> _Stated goal_
Take the data that follows and retype it word for word.

(Records from a data source)
★ ★ ★ ★ ★
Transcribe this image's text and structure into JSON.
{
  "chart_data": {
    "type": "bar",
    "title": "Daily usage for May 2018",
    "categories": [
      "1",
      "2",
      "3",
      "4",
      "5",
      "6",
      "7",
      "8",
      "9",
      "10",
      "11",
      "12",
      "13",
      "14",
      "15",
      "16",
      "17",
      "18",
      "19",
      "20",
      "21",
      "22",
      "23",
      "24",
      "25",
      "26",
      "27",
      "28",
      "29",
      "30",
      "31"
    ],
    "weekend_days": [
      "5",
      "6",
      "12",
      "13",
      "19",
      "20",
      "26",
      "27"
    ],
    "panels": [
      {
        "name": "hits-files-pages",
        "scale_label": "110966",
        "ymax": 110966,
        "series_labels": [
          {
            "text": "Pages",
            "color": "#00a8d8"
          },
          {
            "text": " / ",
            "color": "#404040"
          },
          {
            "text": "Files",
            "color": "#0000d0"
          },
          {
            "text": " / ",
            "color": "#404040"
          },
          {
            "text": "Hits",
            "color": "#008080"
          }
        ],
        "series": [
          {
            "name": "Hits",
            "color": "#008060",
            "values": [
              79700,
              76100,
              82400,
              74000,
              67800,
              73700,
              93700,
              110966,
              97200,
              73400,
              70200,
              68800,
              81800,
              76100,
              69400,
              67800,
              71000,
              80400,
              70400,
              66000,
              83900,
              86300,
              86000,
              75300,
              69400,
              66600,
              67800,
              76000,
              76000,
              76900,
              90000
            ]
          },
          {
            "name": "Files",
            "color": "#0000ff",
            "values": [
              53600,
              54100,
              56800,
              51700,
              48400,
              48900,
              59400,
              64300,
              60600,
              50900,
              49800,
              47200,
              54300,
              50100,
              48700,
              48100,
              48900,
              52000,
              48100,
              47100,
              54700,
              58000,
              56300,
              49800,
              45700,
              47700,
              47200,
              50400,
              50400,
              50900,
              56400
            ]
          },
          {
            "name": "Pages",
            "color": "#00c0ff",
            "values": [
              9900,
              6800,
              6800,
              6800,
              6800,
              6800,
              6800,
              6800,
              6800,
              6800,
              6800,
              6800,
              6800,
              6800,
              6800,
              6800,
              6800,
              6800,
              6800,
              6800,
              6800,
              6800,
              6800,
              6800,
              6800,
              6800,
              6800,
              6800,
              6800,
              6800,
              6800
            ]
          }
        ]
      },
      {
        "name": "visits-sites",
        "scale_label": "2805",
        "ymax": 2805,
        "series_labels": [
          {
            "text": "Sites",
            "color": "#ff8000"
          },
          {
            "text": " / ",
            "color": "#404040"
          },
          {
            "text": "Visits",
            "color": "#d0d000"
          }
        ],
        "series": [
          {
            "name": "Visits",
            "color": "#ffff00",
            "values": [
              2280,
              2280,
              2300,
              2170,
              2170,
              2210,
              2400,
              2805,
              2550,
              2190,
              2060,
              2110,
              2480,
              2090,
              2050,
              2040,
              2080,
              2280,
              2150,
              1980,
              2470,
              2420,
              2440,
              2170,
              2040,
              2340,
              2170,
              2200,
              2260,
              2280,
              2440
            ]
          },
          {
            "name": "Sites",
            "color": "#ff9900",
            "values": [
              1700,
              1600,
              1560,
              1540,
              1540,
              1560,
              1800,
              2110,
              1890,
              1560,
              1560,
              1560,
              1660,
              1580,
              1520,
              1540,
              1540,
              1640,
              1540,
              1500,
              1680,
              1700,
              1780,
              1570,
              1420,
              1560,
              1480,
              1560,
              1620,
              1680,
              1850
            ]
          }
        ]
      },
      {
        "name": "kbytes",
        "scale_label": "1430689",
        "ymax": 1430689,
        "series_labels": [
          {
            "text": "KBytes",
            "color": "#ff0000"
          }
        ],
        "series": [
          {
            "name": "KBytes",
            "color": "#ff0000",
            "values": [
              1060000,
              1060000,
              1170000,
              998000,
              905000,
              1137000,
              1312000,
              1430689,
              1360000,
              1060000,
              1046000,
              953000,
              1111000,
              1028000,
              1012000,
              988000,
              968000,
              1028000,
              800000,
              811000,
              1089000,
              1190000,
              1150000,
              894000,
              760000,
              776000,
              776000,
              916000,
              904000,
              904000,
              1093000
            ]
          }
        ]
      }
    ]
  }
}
★ ★ ★ ★ ★
> _Solution_
Transcribe this image's text and structure into JSON.
{
  "chart_data": {
    "type": "bar",
    "title": "Daily usage for May 2018",
    "categories": [
      "1",
      "2",
      "3",
      "4",
      "5",
      "6",
      "7",
      "8",
      "9",
      "10",
      "11",
      "12",
      "13",
      "14",
      "15",
      "16",
      "17",
      "18",
      "19",
      "20",
      "21",
      "22",
      "23",
      "24",
      "25",
      "26",
      "27",
      "28",
      "29",
      "30",
      "31"
    ],
    "weekend_days": [
      "5",
      "6",
      "12",
      "13",
      "19",
      "20",
      "26",
      "27"
    ],
    "panels": [
      {
        "name": "hits-files-pages",
        "scale_label": "110966",
        "ymax": 110966,
        "series_labels": [
          {
            "text": "Pages",
            "color": "#00a8d8"
          },
          {
            "text": " / ",
            "color": "#404040"
          },
          {
            "text": "Files",
            "color": "#0000d0"
          },
          {
            "text": " / ",
            "color": "#404040"
          },
          {
            "text": "Hits",
            "color": "#008080"
          }
        ],
        "series": [
          {
            "name": "Hits",
            "color": "#008060",
            "values": [
              79700,
              76100,
              82400,
              74000,
              67800,
              73700,
              93700,
              110966,
              97200,
              73400,
              70200,
              68800,
              81800,
              76100,
              69400,
              67800,
              71000,
              80400,
              70400,
              66000,
              83900,
              86300,
              86000,
              75300,
              69400,
              66600,
              67800,
              76000,
              76000,
              76900,
              90000
            ]
          },
          {
            "name": "Files",
            "color": "#0000ff",
            "values": [
              53600,
              54100,
              56800,
              51700,
              48400,
              48900,
              59400,
              64300,
              60600,
              50900,
              49800,
              47200,
              54300,
              50100,
              48700,
              48100,
              48900,
              52000,
              48100,
              47100,
              54700,
              58000,
              56300,
              49800,
              45700,
              47700,
              47200,
              50400,
              50400,
              50900,
              56400
            ]
          },
          {
            "name": "Pages",
            "color": "#00c0ff",
            "values": [
              9900,
              6800,
              6800,
              6800,
              6800,
              6800,
              6800,
              6800,
              6800,
              6800,
              6800,
              6800,
              6800,
              6800,
              6800,
              6800,
              6800,
              6800,
              6800,
              6800,
              6800,
              6800,
              6800,
              6800,
              6800,
              6800,
              6800,
              6800,
              6800,
              6800,
              6800
            ]
          }
        ]
      },
      {
        "name": "visits-sites",
        "scale_label": "2805",
        "ymax": 2805,
        "series_labels": [
          {
            "text": "Sites",
            "color": "#ff8000"
          },
          {
            "text": " / ",
            "color": "#404040"
          },
          {
            "text": "Visits",
            "color": "#d0d000"
          }
        ],
        "series": [
          {
            "name": "Visits",
            "color": "#ffff00",
            "values": [
              2280,
              2280,
              2300,
              2170,
              2170,
              2210,
              2400,
              2805,
              2550,
              2190,
              2060,
              2110,
              2480,
              2090,
              2050,
              2040,
              2080,
              2280,
              2150,
              1980,
              2470,
              2420,
              2440,
              2170,
              2040,
              2340,
              2170,
              2200,
              2260,
              2280,
              2440
            ]
          },
          {
            "name": "Sites",
            "color": "#ff9900",
            "values": [
              1700,
              1600,
              1560,
              1540,
              1540,
              1560,
              1800,
              2110,
              1890,
              1560,
              1560,
              1560,
              1660,
              1580,
              1520,
              1540,
              1540,
              1640,
              1540,
              1500,
              1680,
              1700,
              1780,
              1570,
              1420,
              1560,
              1480,
              1560,
              1620,
              1680,
              1850
            ]
          }
        ]
      },
      {
        "name": "kbytes",
        "scale_label": "1430689",
        "ymax": 1430689,
        "series_labels": [
          {
            "text": "KBytes",
            "color": "#ff0000"
          }
        ],
        "series": [
          {
            "name": "KBytes",
            "color": "#ff0000",
            "values": [
              1060000,
              1060000,
              1170000,
              998000,
              905000,
              1137000,
              1312000,
              1430689,
              1360000,
              1060000,
              1046000,
              953000,
              1111000,
              1028000,
              1012000,
              988000,
              968000,
              1028000,
              800000,
              811000,
              1089000,
              1190000,
              1150000,
              894000,
              760000,
              776000,
              776000,
              916000,
              904000,
              904000,
              1093000
            ]
          }
        ]
      }
    ]
  }
}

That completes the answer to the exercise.